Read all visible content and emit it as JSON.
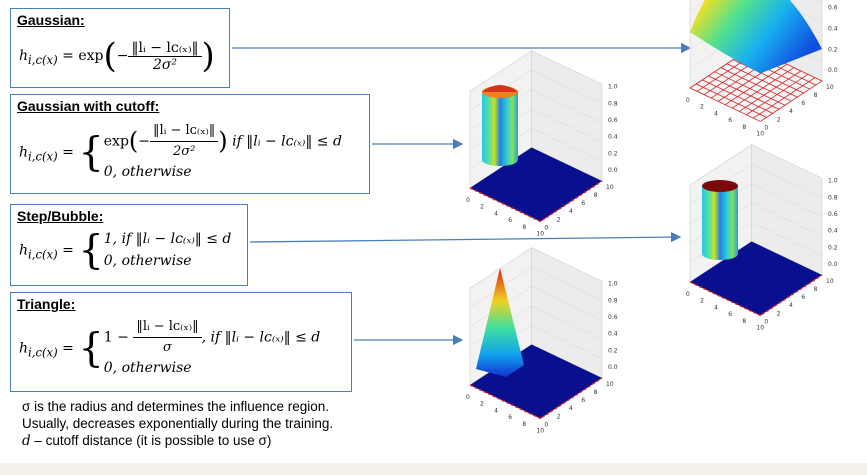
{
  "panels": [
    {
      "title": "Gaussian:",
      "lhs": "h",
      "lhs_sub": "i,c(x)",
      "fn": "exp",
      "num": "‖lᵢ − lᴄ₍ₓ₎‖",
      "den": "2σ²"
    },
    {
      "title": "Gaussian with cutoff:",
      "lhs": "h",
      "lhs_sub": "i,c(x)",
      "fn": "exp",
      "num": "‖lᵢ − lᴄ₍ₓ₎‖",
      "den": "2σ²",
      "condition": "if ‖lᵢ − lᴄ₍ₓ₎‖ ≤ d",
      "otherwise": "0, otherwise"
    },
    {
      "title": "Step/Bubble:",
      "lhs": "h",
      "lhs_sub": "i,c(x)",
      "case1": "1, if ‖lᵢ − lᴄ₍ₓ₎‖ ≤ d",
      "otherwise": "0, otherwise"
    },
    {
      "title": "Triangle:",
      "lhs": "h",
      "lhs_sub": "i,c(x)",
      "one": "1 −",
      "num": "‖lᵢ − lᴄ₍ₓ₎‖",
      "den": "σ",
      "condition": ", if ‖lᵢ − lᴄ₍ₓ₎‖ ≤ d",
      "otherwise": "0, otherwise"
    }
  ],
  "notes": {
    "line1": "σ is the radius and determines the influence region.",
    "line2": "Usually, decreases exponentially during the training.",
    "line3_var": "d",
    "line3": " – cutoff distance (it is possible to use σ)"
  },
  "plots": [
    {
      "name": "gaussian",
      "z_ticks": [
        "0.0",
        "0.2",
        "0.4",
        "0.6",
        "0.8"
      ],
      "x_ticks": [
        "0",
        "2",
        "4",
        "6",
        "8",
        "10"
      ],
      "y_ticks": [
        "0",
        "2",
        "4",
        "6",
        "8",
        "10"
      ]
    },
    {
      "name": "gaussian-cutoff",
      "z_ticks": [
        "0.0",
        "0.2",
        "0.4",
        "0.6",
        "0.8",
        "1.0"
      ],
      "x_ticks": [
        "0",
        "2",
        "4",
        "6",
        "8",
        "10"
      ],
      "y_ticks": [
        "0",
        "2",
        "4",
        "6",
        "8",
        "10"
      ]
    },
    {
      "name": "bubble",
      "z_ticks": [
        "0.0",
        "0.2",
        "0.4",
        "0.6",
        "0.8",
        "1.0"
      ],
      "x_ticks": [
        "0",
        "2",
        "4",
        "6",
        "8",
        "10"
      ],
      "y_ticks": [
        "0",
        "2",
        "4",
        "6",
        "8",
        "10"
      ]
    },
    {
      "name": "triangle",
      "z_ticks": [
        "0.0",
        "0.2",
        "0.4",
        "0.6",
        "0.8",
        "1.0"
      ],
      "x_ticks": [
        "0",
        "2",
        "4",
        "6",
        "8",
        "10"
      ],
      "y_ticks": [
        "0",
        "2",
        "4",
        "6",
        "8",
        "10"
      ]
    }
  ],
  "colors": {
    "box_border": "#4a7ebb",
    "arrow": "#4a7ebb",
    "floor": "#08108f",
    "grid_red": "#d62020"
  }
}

Task objective>
Leave out the pictures and copy the rest of the material above exactly.

Task output>
Read all visible content and emit it as JSON.
{
  "panels": [
    {
      "title": "Gaussian:",
      "lhs": "h",
      "lhs_sub": "i,c(x)",
      "fn": "exp",
      "num": "‖lᵢ − lᴄ₍ₓ₎‖",
      "den": "2σ²"
    },
    {
      "title": "Gaussian with cutoff:",
      "lhs": "h",
      "lhs_sub": "i,c(x)",
      "fn": "exp",
      "num": "‖lᵢ − lᴄ₍ₓ₎‖",
      "den": "2σ²",
      "condition": "if ‖lᵢ − lᴄ₍ₓ₎‖ ≤ d",
      "otherwise": "0, otherwise"
    },
    {
      "title": "Step/Bubble:",
      "lhs": "h",
      "lhs_sub": "i,c(x)",
      "case1": "1, if ‖lᵢ − lᴄ₍ₓ₎‖ ≤ d",
      "otherwise": "0, otherwise"
    },
    {
      "title": "Triangle:",
      "lhs": "h",
      "lhs_sub": "i,c(x)",
      "one": "1 −",
      "num": "‖lᵢ − lᴄ₍ₓ₎‖",
      "den": "σ",
      "condition": ", if ‖lᵢ − lᴄ₍ₓ₎‖ ≤ d",
      "otherwise": "0, otherwise"
    }
  ],
  "notes": {
    "line1": "σ is the radius and determines the influence region.",
    "line2": "Usually, decreases exponentially during the training.",
    "line3_var": "d",
    "line3": " – cutoff distance (it is possible to use σ)"
  },
  "plots": [
    {
      "name": "gaussian",
      "z_ticks": [
        "0.0",
        "0.2",
        "0.4",
        "0.6",
        "0.8"
      ],
      "x_ticks": [
        "0",
        "2",
        "4",
        "6",
        "8",
        "10"
      ],
      "y_ticks": [
        "0",
        "2",
        "4",
        "6",
        "8",
        "10"
      ]
    },
    {
      "name": "gaussian-cutoff",
      "z_ticks": [
        "0.0",
        "0.2",
        "0.4",
        "0.6",
        "0.8",
        "1.0"
      ],
      "x_ticks": [
        "0",
        "2",
        "4",
        "6",
        "8",
        "10"
      ],
      "y_ticks": [
        "0",
        "2",
        "4",
        "6",
        "8",
        "10"
      ]
    },
    {
      "name": "bubble",
      "z_ticks": [
        "0.0",
        "0.2",
        "0.4",
        "0.6",
        "0.8",
        "1.0"
      ],
      "x_ticks": [
        "0",
        "2",
        "4",
        "6",
        "8",
        "10"
      ],
      "y_ticks": [
        "0",
        "2",
        "4",
        "6",
        "8",
        "10"
      ]
    },
    {
      "name": "triangle",
      "z_ticks": [
        "0.0",
        "0.2",
        "0.4",
        "0.6",
        "0.8",
        "1.0"
      ],
      "x_ticks": [
        "0",
        "2",
        "4",
        "6",
        "8",
        "10"
      ],
      "y_ticks": [
        "0",
        "2",
        "4",
        "6",
        "8",
        "10"
      ]
    }
  ],
  "colors": {
    "box_border": "#4a7ebb",
    "arrow": "#4a7ebb",
    "floor": "#08108f",
    "grid_red": "#d62020"
  }
}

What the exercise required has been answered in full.